*Brief*. Identify and pull out each line of the entries in which "mercado" occurs.

+ + + +

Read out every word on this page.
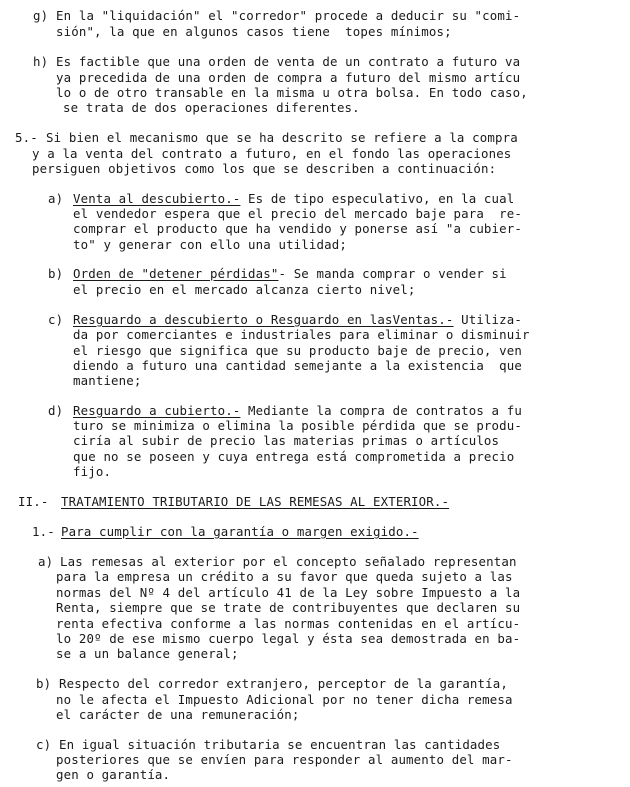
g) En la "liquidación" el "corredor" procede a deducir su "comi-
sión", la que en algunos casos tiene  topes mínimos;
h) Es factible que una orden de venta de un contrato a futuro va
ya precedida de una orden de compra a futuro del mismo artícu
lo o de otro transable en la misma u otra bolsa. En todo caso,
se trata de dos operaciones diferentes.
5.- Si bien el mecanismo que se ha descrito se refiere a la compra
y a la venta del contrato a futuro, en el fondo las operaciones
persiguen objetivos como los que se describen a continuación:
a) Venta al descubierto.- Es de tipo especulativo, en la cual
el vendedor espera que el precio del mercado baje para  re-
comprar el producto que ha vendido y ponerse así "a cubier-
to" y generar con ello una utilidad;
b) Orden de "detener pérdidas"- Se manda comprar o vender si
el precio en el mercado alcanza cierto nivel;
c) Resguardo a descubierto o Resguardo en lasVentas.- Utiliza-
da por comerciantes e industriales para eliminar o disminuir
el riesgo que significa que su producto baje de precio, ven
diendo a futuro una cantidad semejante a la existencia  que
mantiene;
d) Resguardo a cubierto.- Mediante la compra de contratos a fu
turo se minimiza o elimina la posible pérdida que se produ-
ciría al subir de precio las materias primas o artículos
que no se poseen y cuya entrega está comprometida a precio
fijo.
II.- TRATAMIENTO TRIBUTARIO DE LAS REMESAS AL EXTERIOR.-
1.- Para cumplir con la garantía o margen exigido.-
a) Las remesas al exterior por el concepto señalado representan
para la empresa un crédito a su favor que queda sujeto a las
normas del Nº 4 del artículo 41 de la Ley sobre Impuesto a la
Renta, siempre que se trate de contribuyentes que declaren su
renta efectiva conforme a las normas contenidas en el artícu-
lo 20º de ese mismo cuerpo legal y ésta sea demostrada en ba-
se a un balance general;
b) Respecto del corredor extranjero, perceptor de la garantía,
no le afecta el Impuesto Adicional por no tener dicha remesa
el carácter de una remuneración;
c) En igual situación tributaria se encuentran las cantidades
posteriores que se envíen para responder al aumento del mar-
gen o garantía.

+ + + +

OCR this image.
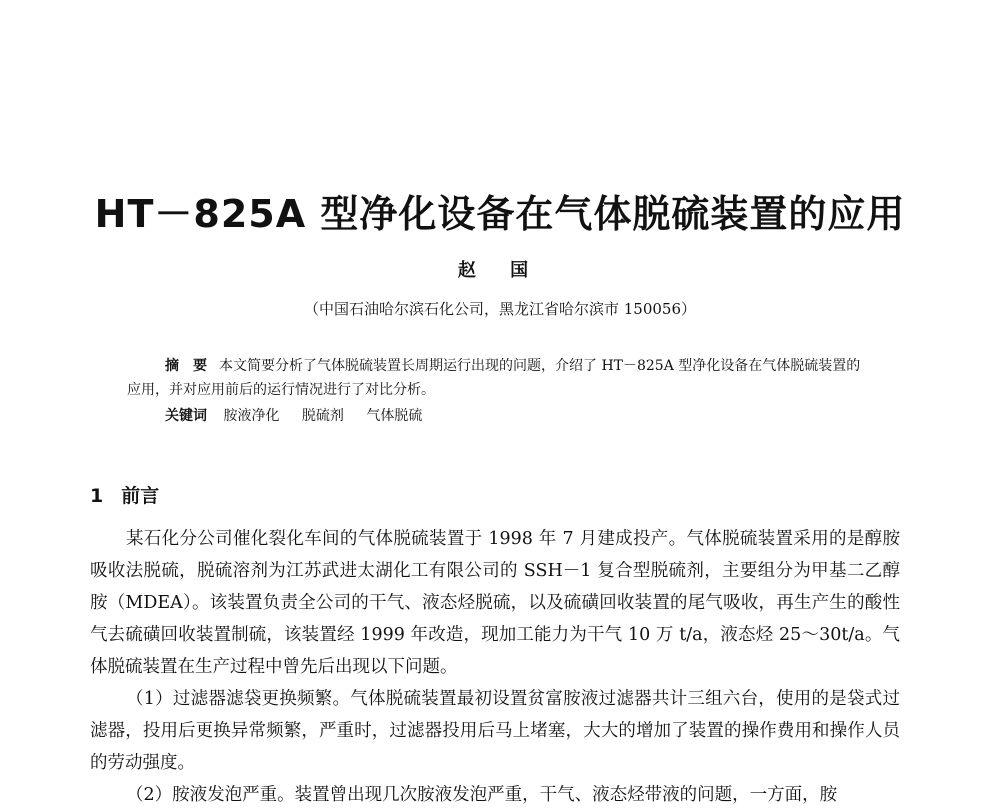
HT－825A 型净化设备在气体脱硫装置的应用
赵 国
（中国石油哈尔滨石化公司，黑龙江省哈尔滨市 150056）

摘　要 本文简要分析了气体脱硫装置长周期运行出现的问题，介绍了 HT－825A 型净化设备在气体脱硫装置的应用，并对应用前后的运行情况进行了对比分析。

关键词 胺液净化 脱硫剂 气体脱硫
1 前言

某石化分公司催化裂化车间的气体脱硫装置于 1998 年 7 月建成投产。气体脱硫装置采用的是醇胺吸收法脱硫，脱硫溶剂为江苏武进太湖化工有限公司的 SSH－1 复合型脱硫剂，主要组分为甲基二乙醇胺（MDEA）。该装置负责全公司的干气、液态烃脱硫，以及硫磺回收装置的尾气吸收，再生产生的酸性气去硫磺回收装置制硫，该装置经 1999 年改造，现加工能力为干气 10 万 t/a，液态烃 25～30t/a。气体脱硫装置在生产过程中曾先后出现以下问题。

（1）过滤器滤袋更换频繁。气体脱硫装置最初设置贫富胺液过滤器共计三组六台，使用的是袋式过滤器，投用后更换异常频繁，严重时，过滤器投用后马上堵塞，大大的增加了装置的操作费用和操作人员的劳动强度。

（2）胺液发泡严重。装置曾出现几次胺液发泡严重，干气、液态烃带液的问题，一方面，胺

+ + + +

*Output of the task*.
el vendedor espera que el precio del mercado baje para  re-
el precio en el mercado alcanza cierto nivel;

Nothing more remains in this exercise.